»»

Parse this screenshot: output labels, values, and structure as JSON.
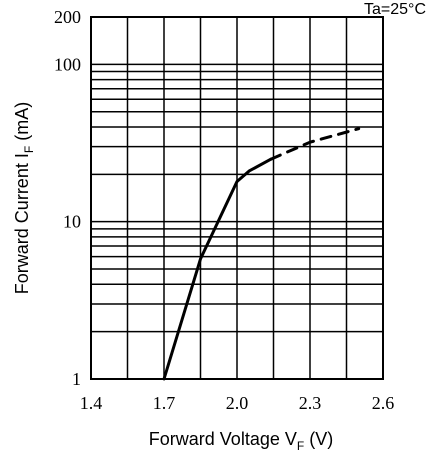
{
  "chart_data": {
    "type": "line",
    "condition": "Ta=25°C",
    "xlabel": {
      "main": "Forward Voltage",
      "symbol": "V",
      "sub": "F",
      "unit": "(V)"
    },
    "ylabel": {
      "main": "Forward Current",
      "symbol": "I",
      "sub": "F",
      "unit": "(mA)"
    },
    "xlim": [
      1.4,
      2.6
    ],
    "ylim": [
      1,
      200
    ],
    "yscale": "log",
    "x_tick_labels": [
      "1.4",
      "1.7",
      "2.0",
      "2.3",
      "2.6"
    ],
    "y_tick_labels": [
      "1",
      "10",
      "100",
      "200"
    ],
    "grid": true,
    "series": [
      {
        "style": "solid",
        "x": [
          1.7,
          1.85,
          2.0,
          2.05,
          2.14
        ],
        "y": [
          1,
          5.8,
          18,
          21,
          25
        ]
      },
      {
        "style": "dashed",
        "x": [
          2.14,
          2.3,
          2.5
        ],
        "y": [
          25,
          32,
          39
        ]
      }
    ]
  }
}
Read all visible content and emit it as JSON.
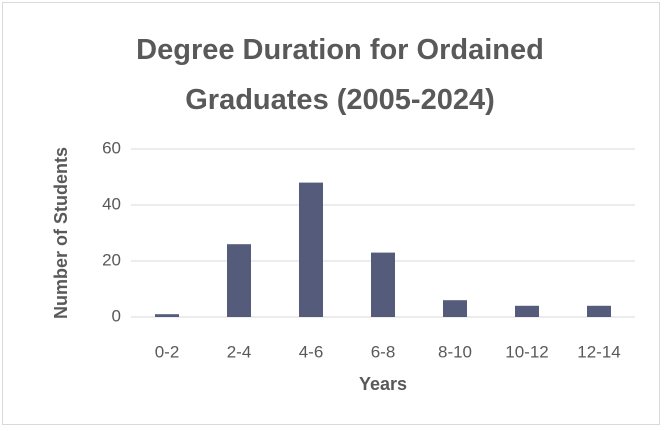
{
  "chart_data": {
    "type": "bar",
    "title": "Degree Duration for Ordained Graduates (2005-2024)",
    "x_label": "Years",
    "y_label": "Number of Students",
    "categories": [
      "0-2",
      "2-4",
      "4-6",
      "6-8",
      "8-10",
      "10-12",
      "12-14"
    ],
    "values": [
      1,
      26,
      48,
      23,
      6,
      4,
      4
    ],
    "color": "#555b7b",
    "ylim": [
      0,
      60
    ],
    "yticks": [
      0,
      20,
      40,
      60
    ],
    "grid": true
  }
}
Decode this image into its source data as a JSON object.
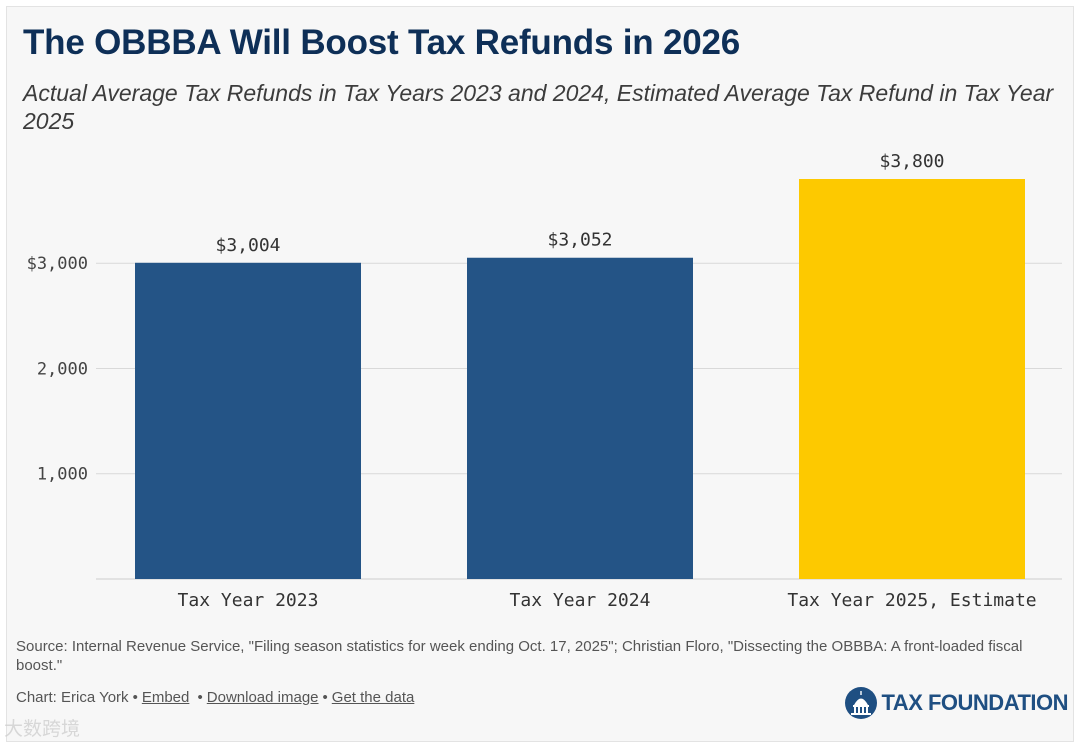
{
  "header": {
    "title": "The OBBBA Will Boost Tax Refunds in 2026",
    "subtitle": "Actual Average Tax Refunds in Tax Years 2023 and 2024, Estimated Average Tax Refund in Tax Year 2025"
  },
  "chart_data": {
    "type": "bar",
    "categories": [
      "Tax Year 2023",
      "Tax Year 2024",
      "Tax Year 2025, Estimate"
    ],
    "values": [
      3004,
      3052,
      3800
    ],
    "value_labels": [
      "$3,004",
      "$3,052",
      "$3,800"
    ],
    "bar_colors": [
      "#245486",
      "#245486",
      "#fdc900"
    ],
    "y_ticks": [
      1000,
      2000,
      3000
    ],
    "y_tick_labels": [
      "1,000",
      "2,000",
      "$3,000"
    ],
    "ylim": [
      0,
      3800
    ],
    "grid": true,
    "xlabel": "",
    "ylabel": ""
  },
  "footer": {
    "source": "Source: Internal Revenue Service, \"Filing season statistics for week ending Oct. 17, 2025\"; Christian Floro, \"Dissecting the OBBBA: A front-loaded fiscal boost.\"",
    "credit": "Chart: Erica York",
    "embed_label": "Embed",
    "download_label": "Download image",
    "data_label": "Get the data",
    "logo_text": "TAX FOUNDATION",
    "logo_icon": "capitol-dome-icon",
    "brand_color": "#1f4f82"
  },
  "watermark": {
    "text": "大数跨境"
  }
}
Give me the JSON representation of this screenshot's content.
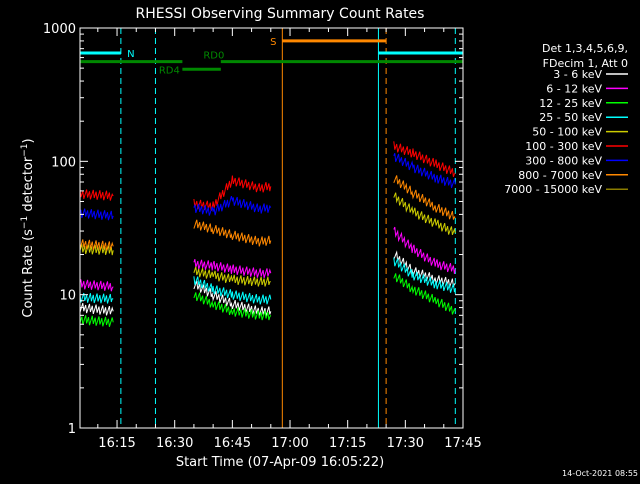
{
  "chart_data": {
    "type": "line",
    "title": "RHESSI Observing Summary Count Rates",
    "xlabel": "Start Time (07-Apr-09 16:05:22)",
    "ylabel": "Count Rate (s⁻¹ detector⁻¹)",
    "ylabel_parts": {
      "a": "Count Rate (s",
      "exp1": "−1",
      "b": " detector",
      "exp2": "−1",
      "c": ")"
    },
    "timestamp": "14-Oct-2021 08:55",
    "y_scale": "log",
    "ylim": [
      1,
      1000
    ],
    "xlim": [
      "16:05:22",
      "17:45:00"
    ],
    "y_ticks": [
      {
        "value": 1,
        "label": "1"
      },
      {
        "value": 10,
        "label": "10"
      },
      {
        "value": 100,
        "label": "100"
      },
      {
        "value": 1000,
        "label": "1000"
      }
    ],
    "x_ticks": [
      {
        "value": "16:15",
        "label": "16:15"
      },
      {
        "value": "16:30",
        "label": "16:30"
      },
      {
        "value": "16:45",
        "label": "16:45"
      },
      {
        "value": "17:00",
        "label": "17:00"
      },
      {
        "value": "17:15",
        "label": "17:15"
      },
      {
        "value": "17:30",
        "label": "17:30"
      },
      {
        "value": "17:45",
        "label": "17:45"
      }
    ],
    "legend_header": [
      "Det 1,3,4,5,6,9,",
      "FDecim 1, Att 0"
    ],
    "legend_position": "right",
    "series": [
      {
        "name": "3 - 6 keV",
        "color": "#ffffff",
        "segments": [
          {
            "t": [
              "16:05:22",
              "16:14:00"
            ],
            "v": [
              8,
              7.5
            ]
          },
          {
            "t": [
              "16:35:00",
              "16:40:00",
              "16:45:00",
              "16:52:00",
              "16:55:00"
            ],
            "v": [
              12,
              10,
              8.5,
              7.5,
              7.5
            ]
          },
          {
            "t": [
              "17:27:00",
              "17:32:00",
              "17:38:00",
              "17:43:00"
            ],
            "v": [
              20,
              15,
              13,
              12
            ]
          }
        ]
      },
      {
        "name": "6 - 12 keV",
        "color": "#ff00ff",
        "segments": [
          {
            "t": [
              "16:05:22",
              "16:14:00"
            ],
            "v": [
              12,
              11.5
            ]
          },
          {
            "t": [
              "16:35:00",
              "16:40:00",
              "16:45:00",
              "16:52:00",
              "16:55:00"
            ],
            "v": [
              17,
              16.5,
              15.5,
              14.5,
              14.5
            ]
          },
          {
            "t": [
              "17:27:00",
              "17:32:00",
              "17:38:00",
              "17:43:00"
            ],
            "v": [
              30,
              22,
              17,
              15.5
            ]
          }
        ]
      },
      {
        "name": "12 - 25 keV",
        "color": "#00ff00",
        "segments": [
          {
            "t": [
              "16:05:22",
              "16:14:00"
            ],
            "v": [
              6.5,
              6.2
            ]
          },
          {
            "t": [
              "16:35:00",
              "16:40:00",
              "16:45:00",
              "16:52:00",
              "16:55:00"
            ],
            "v": [
              10,
              8.5,
              7.5,
              7,
              7
            ]
          },
          {
            "t": [
              "17:27:00",
              "17:32:00",
              "17:38:00",
              "17:43:00"
            ],
            "v": [
              14,
              11,
              9,
              7.5
            ]
          }
        ]
      },
      {
        "name": "25 - 50 keV",
        "color": "#00ffff",
        "segments": [
          {
            "t": [
              "16:05:22",
              "16:14:00"
            ],
            "v": [
              9.5,
              9.3
            ]
          },
          {
            "t": [
              "16:35:00",
              "16:40:00",
              "16:45:00",
              "16:52:00",
              "16:55:00"
            ],
            "v": [
              13,
              11,
              10,
              9.2,
              9.2
            ]
          },
          {
            "t": [
              "17:27:00",
              "17:32:00",
              "17:38:00",
              "17:43:00"
            ],
            "v": [
              18,
              14,
              12,
              11
            ]
          }
        ]
      },
      {
        "name": "50 - 100 keV",
        "color": "#cccc00",
        "segments": [
          {
            "t": [
              "16:05:22",
              "16:14:00"
            ],
            "v": [
              22,
              21.5
            ]
          },
          {
            "t": [
              "16:35:00",
              "16:40:00",
              "16:45:00",
              "16:52:00",
              "16:55:00"
            ],
            "v": [
              15,
              14,
              13,
              12.5,
              12.5
            ]
          },
          {
            "t": [
              "17:27:00",
              "17:32:00",
              "17:38:00",
              "17:43:00"
            ],
            "v": [
              55,
              42,
              34,
              29
            ]
          }
        ]
      },
      {
        "name": "100 - 300 keV",
        "color": "#ff0000",
        "segments": [
          {
            "t": [
              "16:05:22",
              "16:14:00"
            ],
            "v": [
              57,
              55
            ]
          },
          {
            "t": [
              "16:35:00",
              "16:40:00",
              "16:45:00",
              "16:52:00",
              "16:55:00"
            ],
            "v": [
              48,
              46,
              72,
              63,
              65
            ]
          },
          {
            "t": [
              "17:27:00",
              "17:32:00",
              "17:38:00",
              "17:43:00"
            ],
            "v": [
              130,
              115,
              95,
              82
            ]
          }
        ]
      },
      {
        "name": "300 - 800 keV",
        "color": "#0000ff",
        "segments": [
          {
            "t": [
              "16:05:22",
              "16:14:00"
            ],
            "v": [
              41,
              39
            ]
          },
          {
            "t": [
              "16:35:00",
              "16:40:00",
              "16:45:00",
              "16:52:00",
              "16:55:00"
            ],
            "v": [
              45,
              42,
              51,
              44,
              45
            ]
          },
          {
            "t": [
              "17:27:00",
              "17:32:00",
              "17:38:00",
              "17:43:00"
            ],
            "v": [
              110,
              90,
              75,
              67
            ]
          }
        ]
      },
      {
        "name": "800 - 7000 keV",
        "color": "#ff8800",
        "segments": [
          {
            "t": [
              "16:05:22",
              "16:14:00"
            ],
            "v": [
              24,
              23
            ]
          },
          {
            "t": [
              "16:35:00",
              "16:40:00",
              "16:45:00",
              "16:52:00",
              "16:55:00"
            ],
            "v": [
              34,
              31,
              28,
              25,
              25.5
            ]
          },
          {
            "t": [
              "17:27:00",
              "17:32:00",
              "17:38:00",
              "17:43:00"
            ],
            "v": [
              75,
              58,
              45,
              38
            ]
          }
        ]
      },
      {
        "name": "7000 - 15000 keV",
        "color": "#8b7d00",
        "segments": []
      }
    ],
    "flags": [
      {
        "label": "N",
        "color": "#00ffff",
        "y": 650,
        "segments": [
          [
            "16:05:22",
            "16:16:00"
          ],
          [
            "17:23:00",
            "17:45:00"
          ]
        ]
      },
      {
        "label": "RD0",
        "color": "#008800",
        "y": 560,
        "segments": [
          [
            "16:05:22",
            "16:32:00"
          ],
          [
            "16:42:00",
            "17:45:00"
          ]
        ]
      },
      {
        "label": "RD4",
        "color": "#008800",
        "y": 490,
        "segments": [
          [
            "16:32:00",
            "16:42:00"
          ]
        ]
      },
      {
        "label": "S",
        "color": "#ff8800",
        "y": 800,
        "segments": [
          [
            "16:58:00",
            "17:25:00"
          ]
        ]
      }
    ],
    "vlines": [
      {
        "t": "16:16:00",
        "color": "#00ffff",
        "dashed": true
      },
      {
        "t": "16:25:00",
        "color": "#00ffff",
        "dashed": true
      },
      {
        "t": "16:58:00",
        "color": "#ff8800",
        "dashed": false
      },
      {
        "t": "17:23:00",
        "color": "#00ffff",
        "dashed": false
      },
      {
        "t": "17:25:00",
        "color": "#ff8800",
        "dashed": true
      },
      {
        "t": "17:43:00",
        "color": "#00ffff",
        "dashed": true
      }
    ]
  }
}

««

■ Problem details
From the entries above, extract each line containing "screenshot".

■ Reply
Parse this screenshot: output labels, values, and structure as JSON.
Give me the JSON representation of this screenshot's content.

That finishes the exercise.